WORK TO COMPLETE: All the entries need to be quoted exactly, apart from the pictures, which you should drop.

SUPPLIED MATERIAL:
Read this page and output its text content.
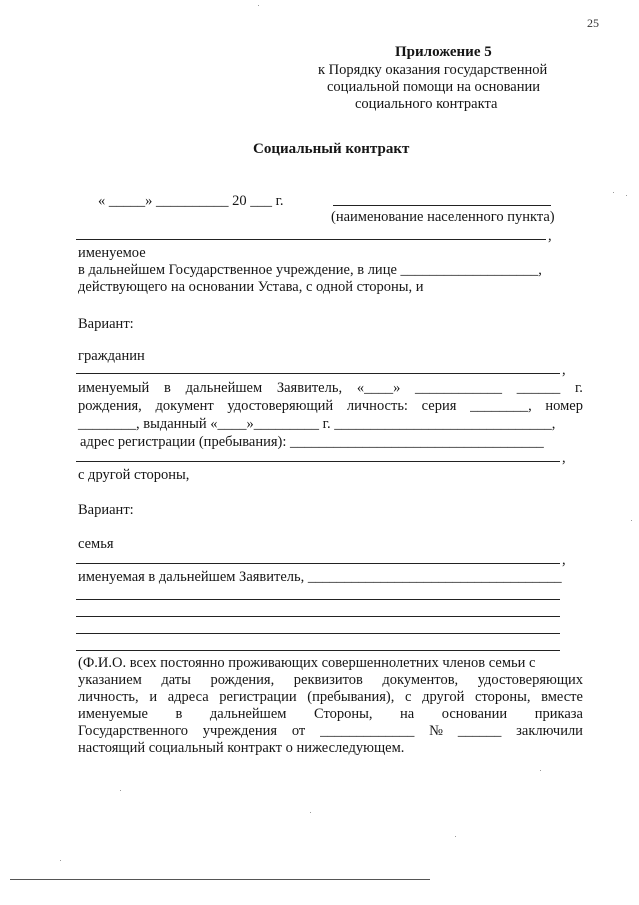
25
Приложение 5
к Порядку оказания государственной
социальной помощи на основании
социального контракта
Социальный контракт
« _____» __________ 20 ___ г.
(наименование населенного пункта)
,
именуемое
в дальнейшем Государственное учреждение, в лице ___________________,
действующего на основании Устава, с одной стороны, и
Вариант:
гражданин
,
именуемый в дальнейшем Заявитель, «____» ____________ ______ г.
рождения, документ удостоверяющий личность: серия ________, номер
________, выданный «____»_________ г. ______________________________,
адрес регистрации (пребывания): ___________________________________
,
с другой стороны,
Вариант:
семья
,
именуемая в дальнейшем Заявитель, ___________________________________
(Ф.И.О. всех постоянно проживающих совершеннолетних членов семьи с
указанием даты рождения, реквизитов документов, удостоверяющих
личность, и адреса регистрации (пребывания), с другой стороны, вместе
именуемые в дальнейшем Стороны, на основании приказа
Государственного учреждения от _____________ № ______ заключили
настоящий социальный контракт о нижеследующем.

THE COMPLETED TASK:
Read this page and output its text content.
25
Приложение 5
к Порядку оказания государственной
социальной помощи на основании
социального контракта
Социальный контракт
« _____» __________ 20 ___ г.
(наименование населенного пункта)
,
именуемое
в дальнейшем Государственное учреждение, в лице ___________________,
действующего на основании Устава, с одной стороны, и
Вариант:
гражданин
,
именуемый в дальнейшем Заявитель, «____» ____________ ______ г.
рождения, документ удостоверяющий личность: серия ________, номер
________, выданный «____»_________ г. ______________________________,
адрес регистрации (пребывания): ___________________________________
,
с другой стороны,
Вариант:
семья
,
именуемая в дальнейшем Заявитель, ___________________________________
(Ф.И.О. всех постоянно проживающих совершеннолетних членов семьи с
указанием даты рождения, реквизитов документов, удостоверяющих
личность, и адреса регистрации (пребывания), с другой стороны, вместе
именуемые в дальнейшем Стороны, на основании приказа
Государственного учреждения от _____________ № ______ заключили
настоящий социальный контракт о нижеследующем.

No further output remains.